[tor-commits] [torspec/master] dir-spec: Attempt to better document ECC key formats and sign bits.

[isis at torproject.org]

commit 2395f34affbe97c19d7bb9e3e288bc20d2249edd
Author: Isis Lovecruft <isis at torproject.org>
Date:   Mon Aug 7 23:45:30 2017 +0000

    dir-spec: Attempt to better document ECC key formats and sign bits.
---
 dir-spec.txt | 79 +++++++++++++++++++++++++++++++++++++++++++++++-------------
 1 file changed, 62 insertions(+), 17 deletions(-)

diff --git a/dir-spec.txt b/dir-spec.txt
index ec0b2ab..ade48ae 100644
--- a/dir-spec.txt
+++ b/dir-spec.txt
@@ -535,10 +535,13 @@
        [0a].  The signed key here is the master identity key.
 
        Bit must be "0" or "1".  It indicates the sign of the ed25519
-       public key corresponding to the ntor onion key.
+       public key corresponding to the ntor onion key.  If Bit is "0",
+       then implementations MUST guarantee that the x-coordinate of
+       the resulting ed25519 public key is positive.  Otherwise, if
+       Bit is "1", then the sign of the x-coordinate MUST be negative.
 
-       To compute the ed25519 public key corresponding to a
-       curve25519 key, see appendix C.
+       To compute the ed25519 public key corresponding to a curve25519
+       key, and for further explanation on key formats, see appendix C.
 
        This signature proves that the party creating the descriptor
        had control over the secret key corresponding to the
@@ -3688,24 +3691,66 @@ B. General-use HTTP URLs
 
 C. Converting a curve25519 public key to an ed25519 public key
 
-   Given a curve25519 x-coordinate (u), we can get the y coordinate
-   of the ed25519 key using
+   Given an X25519 key, that is, an affine point (u,v) on the
+   Montgomery curve defined by
 
-         y = (u-1)/(u+1)
+         bv^2 = u(u^2 + au +1)
 
-   and then we can apply the usual ed25519 point decompression
-   algorithm to find the x coordinate of the ed25519 point to check
-   signatures with.
+   where
 
-   Note that we need the sign of the X coordinate to do this
-   operation; otherwise, we'll have two possible X coordinates that
-   might have correspond to the key.  Therefore, we need the 'sign'
-   of the X coordinate, as used by the ed25519 key expansion
-   algorithm.
+         a = 486662
+         b = 1
 
-   To get the sign, the easiest way is to take the same private key,
-   feed it to the ed25519 public key generation algorithm, and see
-   what the sign is.

PROBLEM DETAILS:
Continue the dir-spec commit on ECC key formats and sign bits, picking up after its last line. The records that come after this have no connection to the dir-spec commit.

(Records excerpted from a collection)
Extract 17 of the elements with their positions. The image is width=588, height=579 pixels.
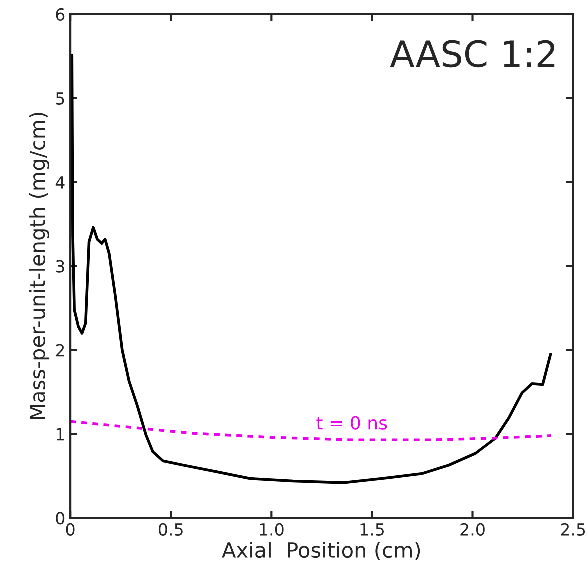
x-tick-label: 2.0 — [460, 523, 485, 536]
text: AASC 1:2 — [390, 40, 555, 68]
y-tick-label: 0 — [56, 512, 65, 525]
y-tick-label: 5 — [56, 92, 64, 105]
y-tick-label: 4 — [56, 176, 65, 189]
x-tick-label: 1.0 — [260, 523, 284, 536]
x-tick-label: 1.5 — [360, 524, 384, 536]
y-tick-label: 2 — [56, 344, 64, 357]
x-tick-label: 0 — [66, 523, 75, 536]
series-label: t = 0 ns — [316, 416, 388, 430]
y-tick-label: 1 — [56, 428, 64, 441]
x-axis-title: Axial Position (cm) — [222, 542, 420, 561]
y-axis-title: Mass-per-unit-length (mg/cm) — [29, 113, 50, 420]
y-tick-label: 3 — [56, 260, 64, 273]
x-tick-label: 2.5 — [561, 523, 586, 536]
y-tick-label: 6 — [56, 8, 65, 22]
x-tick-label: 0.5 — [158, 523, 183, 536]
* * *
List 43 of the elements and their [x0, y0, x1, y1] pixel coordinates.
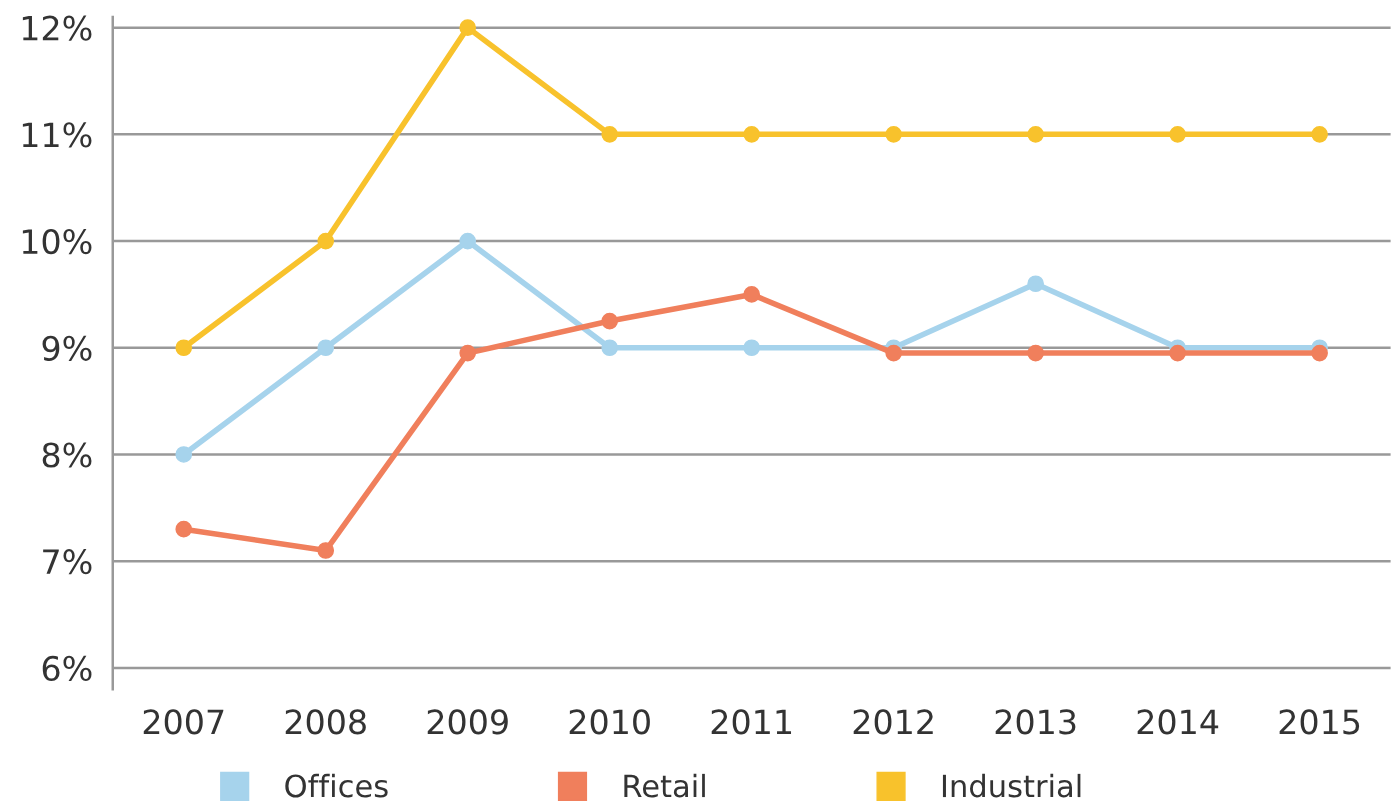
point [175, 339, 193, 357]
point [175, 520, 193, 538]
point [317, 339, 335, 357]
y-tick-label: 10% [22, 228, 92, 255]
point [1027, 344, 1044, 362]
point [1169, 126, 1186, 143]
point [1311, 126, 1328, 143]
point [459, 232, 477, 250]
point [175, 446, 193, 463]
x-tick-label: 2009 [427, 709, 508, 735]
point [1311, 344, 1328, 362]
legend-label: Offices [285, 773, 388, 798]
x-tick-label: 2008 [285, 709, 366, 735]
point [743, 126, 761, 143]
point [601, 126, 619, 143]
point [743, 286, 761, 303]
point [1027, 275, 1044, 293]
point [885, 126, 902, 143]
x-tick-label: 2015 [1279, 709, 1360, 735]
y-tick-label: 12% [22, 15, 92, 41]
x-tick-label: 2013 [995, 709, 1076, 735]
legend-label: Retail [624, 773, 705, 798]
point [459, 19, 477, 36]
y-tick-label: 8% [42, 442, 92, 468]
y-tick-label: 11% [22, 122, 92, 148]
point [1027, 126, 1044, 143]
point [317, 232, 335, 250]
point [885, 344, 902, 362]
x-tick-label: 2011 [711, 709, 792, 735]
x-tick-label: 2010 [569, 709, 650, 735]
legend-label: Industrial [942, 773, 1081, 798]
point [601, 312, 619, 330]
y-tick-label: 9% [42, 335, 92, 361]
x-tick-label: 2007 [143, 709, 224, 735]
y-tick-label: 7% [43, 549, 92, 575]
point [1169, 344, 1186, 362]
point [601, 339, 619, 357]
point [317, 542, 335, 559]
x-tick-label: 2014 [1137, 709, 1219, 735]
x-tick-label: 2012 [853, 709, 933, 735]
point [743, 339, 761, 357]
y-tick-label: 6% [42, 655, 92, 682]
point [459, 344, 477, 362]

RESULT OF THIS EXERCISE:
+   and comprised of the compressed form (i.e. consisting of only the
+   u-coordinate), we can retrieve the y-coordinate of the affine point
+   (x,y) on the twisted Edwards form of the curve defined by
+
+         -x^2 + y^2 = 1 + d x^2 y^2
+
+   where
+
+         d = - 121665/121666
+
+   by computing
+
+         y = (u-1)/(u+1).
+
+   and then we can apply the usual curve25519 twisted Edwards point
+   decompression algorithm to find _an_ x-coordinate of an affine
+   twisted Edwards point to check signatures with.  Signing keys for
+   ed25519 are compressed curve points in twisted Edwards form (so a
+   y-coordinate and the sign of the x-coordinate), and X25519 keys are
+   compressed curve points in Montgomery form (i.e. a u-coordinate).
+
+   However, note that compressed point in Montgomery form neglects to
+   encode what the sign of the corresponding twisted Edwards
+   x-coordinate would be.  Thus, we need the sign of the x-coordinate
+   to do this operation; otherwise, we'll have two possible
+   x-coordinates that might have correspond to the ed25519 public key.
+
+   To get the sign, the easiest way is to take the corresponding
+   private key, feed it to the ed25519 public key generation
+   algorithm, and see what the sign is.
+
+   [Recomputing the sign bit from the private key every time sounds
+   rather strange and inefficient to me… —isis]
+
+   Alternatively, without access to the corresponding ed25519 private
+   key, one may use the Montgomery u-coordinate to recover the
+   Montgomery v-coordinate by computing the right-hand side of the
+   Montgomery curve equation:
+
+         bv^2 = u(u^2 + au +1)
+
+   where
+
+         a = 486662
+         b = 1
+
+   Then, knowing the intended sign of the Edwards x-coordinate, one
+   may recover said x-coordinate by computing:
+
+         x = (u/v) * sqrt(-a - 2)
 
 D. Inferring missing proto lines.